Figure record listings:
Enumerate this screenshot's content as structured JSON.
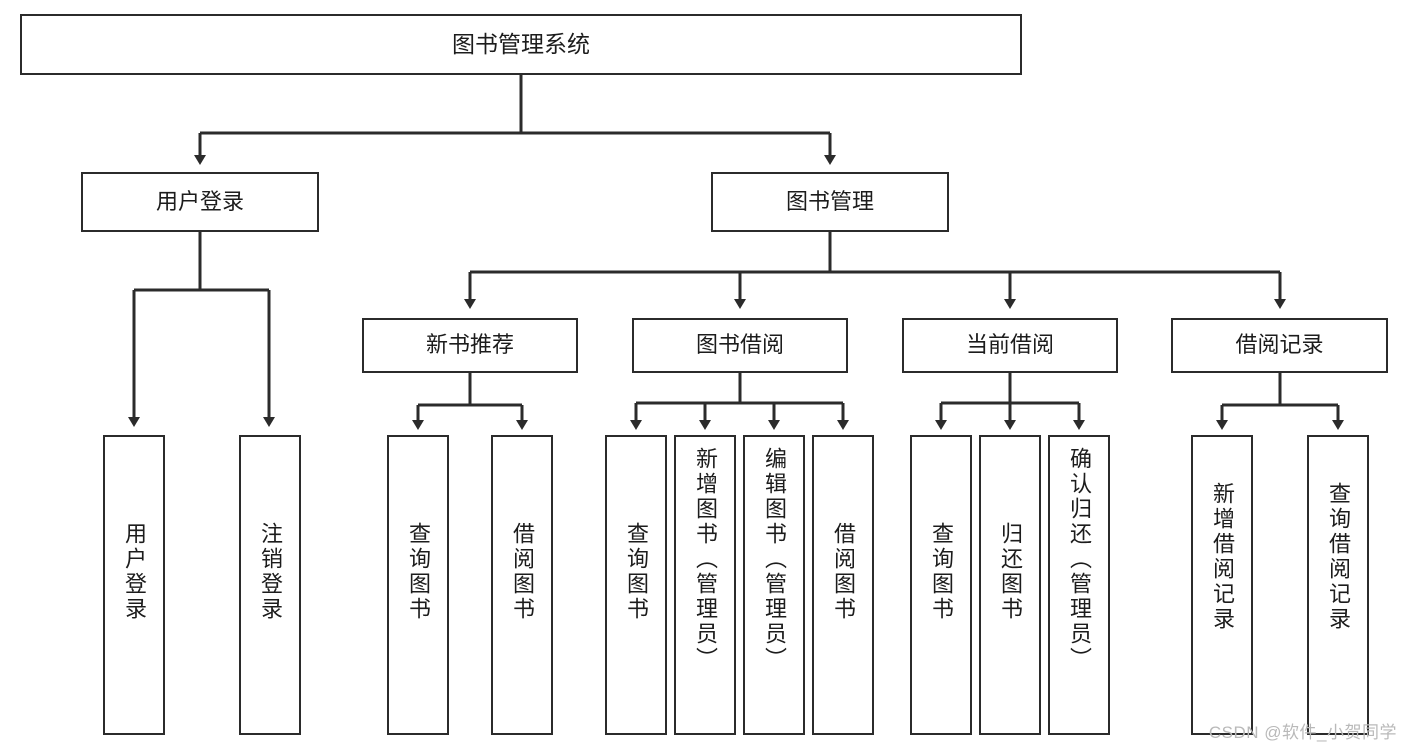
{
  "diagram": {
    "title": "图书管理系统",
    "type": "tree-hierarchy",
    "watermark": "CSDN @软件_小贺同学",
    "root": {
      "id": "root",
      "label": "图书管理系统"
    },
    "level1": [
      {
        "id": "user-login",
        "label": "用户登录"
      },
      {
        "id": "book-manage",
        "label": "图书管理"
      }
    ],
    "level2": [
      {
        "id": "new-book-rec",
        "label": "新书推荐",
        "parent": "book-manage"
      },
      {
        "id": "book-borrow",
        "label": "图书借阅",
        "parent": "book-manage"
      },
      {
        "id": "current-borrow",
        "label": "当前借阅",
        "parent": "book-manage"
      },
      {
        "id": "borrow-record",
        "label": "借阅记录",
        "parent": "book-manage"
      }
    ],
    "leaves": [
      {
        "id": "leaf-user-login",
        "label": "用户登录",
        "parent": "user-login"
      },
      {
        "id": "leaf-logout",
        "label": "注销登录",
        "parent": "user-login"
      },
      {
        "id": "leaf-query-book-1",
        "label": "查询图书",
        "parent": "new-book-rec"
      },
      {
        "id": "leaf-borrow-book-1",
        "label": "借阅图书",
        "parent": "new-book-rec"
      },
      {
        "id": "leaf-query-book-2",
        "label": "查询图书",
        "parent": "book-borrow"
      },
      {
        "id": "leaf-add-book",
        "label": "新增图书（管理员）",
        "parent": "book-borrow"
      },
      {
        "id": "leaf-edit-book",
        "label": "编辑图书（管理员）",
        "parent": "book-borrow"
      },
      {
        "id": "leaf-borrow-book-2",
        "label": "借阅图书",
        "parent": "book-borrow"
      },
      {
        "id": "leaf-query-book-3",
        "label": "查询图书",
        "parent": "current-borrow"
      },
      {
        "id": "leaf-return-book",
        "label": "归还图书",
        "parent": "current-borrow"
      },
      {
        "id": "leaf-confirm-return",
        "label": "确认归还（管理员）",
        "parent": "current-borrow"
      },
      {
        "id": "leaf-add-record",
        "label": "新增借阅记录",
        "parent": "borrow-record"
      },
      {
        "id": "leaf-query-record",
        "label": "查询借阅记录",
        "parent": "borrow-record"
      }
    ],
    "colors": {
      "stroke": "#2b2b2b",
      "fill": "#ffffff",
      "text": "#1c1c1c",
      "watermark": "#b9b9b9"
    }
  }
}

▸ WHAT IS BEING ASKED
Pictures in the records should not appear in your copy, but everything else must be transcribed exactly.

▸ THE RESPONSE
Enumerate this screenshot's content as structured JSON.
{
  "diagram": {
    "title": "图书管理系统",
    "type": "tree-hierarchy",
    "watermark": "CSDN @软件_小贺同学",
    "root": {
      "id": "root",
      "label": "图书管理系统"
    },
    "level1": [
      {
        "id": "user-login",
        "label": "用户登录"
      },
      {
        "id": "book-manage",
        "label": "图书管理"
      }
    ],
    "level2": [
      {
        "id": "new-book-rec",
        "label": "新书推荐",
        "parent": "book-manage"
      },
      {
        "id": "book-borrow",
        "label": "图书借阅",
        "parent": "book-manage"
      },
      {
        "id": "current-borrow",
        "label": "当前借阅",
        "parent": "book-manage"
      },
      {
        "id": "borrow-record",
        "label": "借阅记录",
        "parent": "book-manage"
      }
    ],
    "leaves": [
      {
        "id": "leaf-user-login",
        "label": "用户登录",
        "parent": "user-login"
      },
      {
        "id": "leaf-logout",
        "label": "注销登录",
        "parent": "user-login"
      },
      {
        "id": "leaf-query-book-1",
        "label": "查询图书",
        "parent": "new-book-rec"
      },
      {
        "id": "leaf-borrow-book-1",
        "label": "借阅图书",
        "parent": "new-book-rec"
      },
      {
        "id": "leaf-query-book-2",
        "label": "查询图书",
        "parent": "book-borrow"
      },
      {
        "id": "leaf-add-book",
        "label": "新增图书（管理员）",
        "parent": "book-borrow"
      },
      {
        "id": "leaf-edit-book",
        "label": "编辑图书（管理员）",
        "parent": "book-borrow"
      },
      {
        "id": "leaf-borrow-book-2",
        "label": "借阅图书",
        "parent": "book-borrow"
      },
      {
        "id": "leaf-query-book-3",
        "label": "查询图书",
        "parent": "current-borrow"
      },
      {
        "id": "leaf-return-book",
        "label": "归还图书",
        "parent": "current-borrow"
      },
      {
        "id": "leaf-confirm-return",
        "label": "确认归还（管理员）",
        "parent": "current-borrow"
      },
      {
        "id": "leaf-add-record",
        "label": "新增借阅记录",
        "parent": "borrow-record"
      },
      {
        "id": "leaf-query-record",
        "label": "查询借阅记录",
        "parent": "borrow-record"
      }
    ],
    "colors": {
      "stroke": "#2b2b2b",
      "fill": "#ffffff",
      "text": "#1c1c1c",
      "watermark": "#b9b9b9"
    }
  }
}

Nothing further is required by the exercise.